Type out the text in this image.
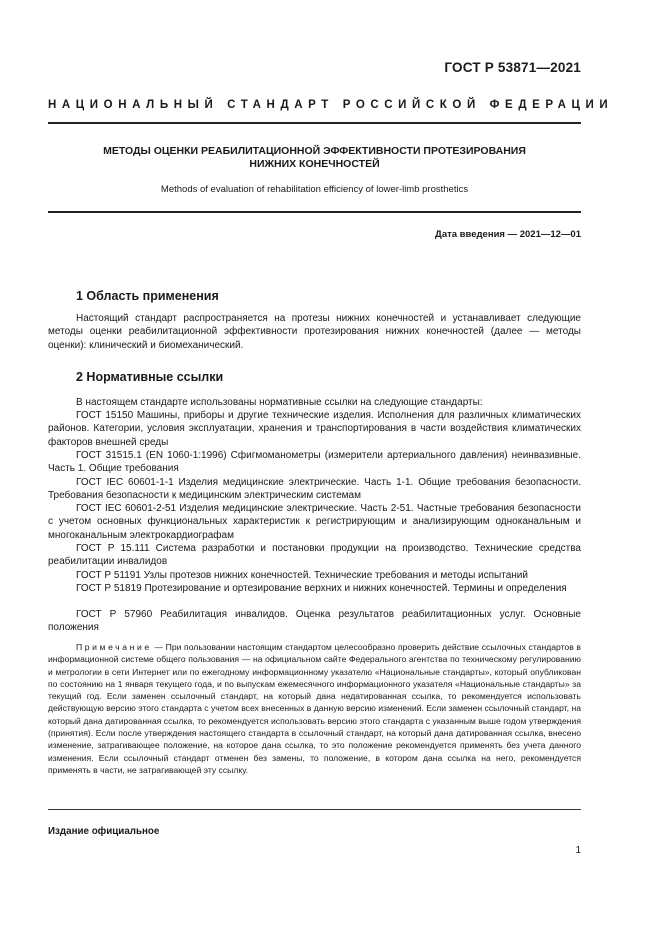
ГОСТ Р 53871—2021
НАЦИОНАЛЬНЫЙ СТАНДАРТ РОССИЙСКОЙ ФЕДЕРАЦИИ
МЕТОДЫ ОЦЕНКИ РЕАБИЛИТАЦИОННОЙ ЭФФЕКТИВНОСТИ ПРОТЕЗИРОВАНИЯ
НИЖНИХ КОНЕЧНОСТЕЙ
Methods of evaluation of rehabilitation efficiency of lower-limb prosthetics
Дата введения — 2021—12—01
1 Область применения

Настоящий стандарт распространяется на протезы нижних конечностей и устанавливает следующие методы оценки реабилитационной эффективности протезирования нижних конечностей (далее — методы оценки): клинический и биомеханический.

2 Нормативные ссылки

В настоящем стандарте использованы нормативные ссылки на следующие стандарты:

ГОСТ 15150 Машины, приборы и другие технические изделия. Исполнения для различных климатических районов. Категории, условия эксплуатации, хранения и транспортирования в части воздействия климатических факторов внешней среды

ГОСТ 31515.1 (EN 1060-1:1996) Сфигмоманометры (измерители артериального давления) неинвазивные. Часть 1. Общие требования

ГОСТ IEC 60601-1-1 Изделия медицинские электрические. Часть 1-1. Общие требования безопасности. Требования безопасности к медицинским электрическим системам

ГОСТ IEC 60601-2-51 Изделия медицинские электрические. Часть 2-51. Частные требования безопасности с учетом основных функциональных характеристик к регистрирующим и анализирующим одноканальным и многоканальным электрокардиографам

ГОСТ Р 15.111 Система разработки и постановки продукции на производство. Технические средства реабилитации инвалидов

ГОСТ Р 51191 Узлы протезов нижних конечностей. Технические требования и методы испытаний

ГОСТ Р 51819 Протезирование и ортезирование верхних и нижних конечностей. Термины и определения

ГОСТ Р 57960 Реабилитация инвалидов. Оценка результатов реабилитационных услуг. Основные положения

Примечание — При пользовании настоящим стандартом целесообразно проверить действие ссылочных стандартов в информационной системе общего пользования — на официальном сайте Федерального агентства по техническому регулированию и метрологии в сети Интернет или по ежегодному информационному указателю «Национальные стандарты», который опубликован по состоянию на 1 января текущего года, и по выпускам ежемесячного информационного указателя «Национальные стандарты» за текущий год. Если заменен ссылочный стандарт, на который дана недатированная ссылка, то рекомендуется использовать действующую версию этого стандарта с учетом всех внесенных в данную версию изменений. Если заменен ссылочный стандарт, на который дана датированная ссылка, то рекомендуется использовать версию этого стандарта с указанным выше годом утверждения (принятия). Если после утверждения настоящего стандарта в ссылочный стандарт, на который дана датированная ссылка, внесено изменение, затрагивающее положение, на которое дана ссылка, то это положение рекомендуется применять без учета данного изменения. Если ссылочный стандарт отменен без замены, то положение, в котором дана ссылка на него, рекомендуется применять в части, не затрагивающей эту ссылку.

Издание официальное
1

────

Wherever the string "инвалидов" appears in the entries above, list that line.

Full solution:
ГОСТ Р 15.111 Система разработки и постановки продукции на производство. Технические средства реабилитации инвалидов
ГОСТ Р 57960 Реабилитация инвалидов. Оценка результатов реабилитационных услуг. Основные положения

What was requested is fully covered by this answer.